(Dataset items)
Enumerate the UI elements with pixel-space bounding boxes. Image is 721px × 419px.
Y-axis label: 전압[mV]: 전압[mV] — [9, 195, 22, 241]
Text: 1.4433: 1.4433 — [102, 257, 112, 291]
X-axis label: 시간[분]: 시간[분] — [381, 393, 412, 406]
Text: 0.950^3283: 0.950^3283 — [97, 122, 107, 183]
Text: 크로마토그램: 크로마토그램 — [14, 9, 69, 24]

- [GOAL OF THE EXERCISE]: Could you update the records so that "bounding boxes" becomes "box coordinates" throughout, with everything else left as it is?

- [REPLY]:
Enumerate the UI elements with pixel-space box coordinates. Image is 721px × 419px.
Y-axis label: 전압[mV]: 전압[mV] — [9, 195, 22, 241]
Text: 1.4433: 1.4433 — [102, 257, 112, 291]
X-axis label: 시간[분]: 시간[분] — [381, 393, 412, 406]
Text: 0.950^3283: 0.950^3283 — [97, 122, 107, 183]
Text: 크로마토그램: 크로마토그램 — [14, 9, 69, 24]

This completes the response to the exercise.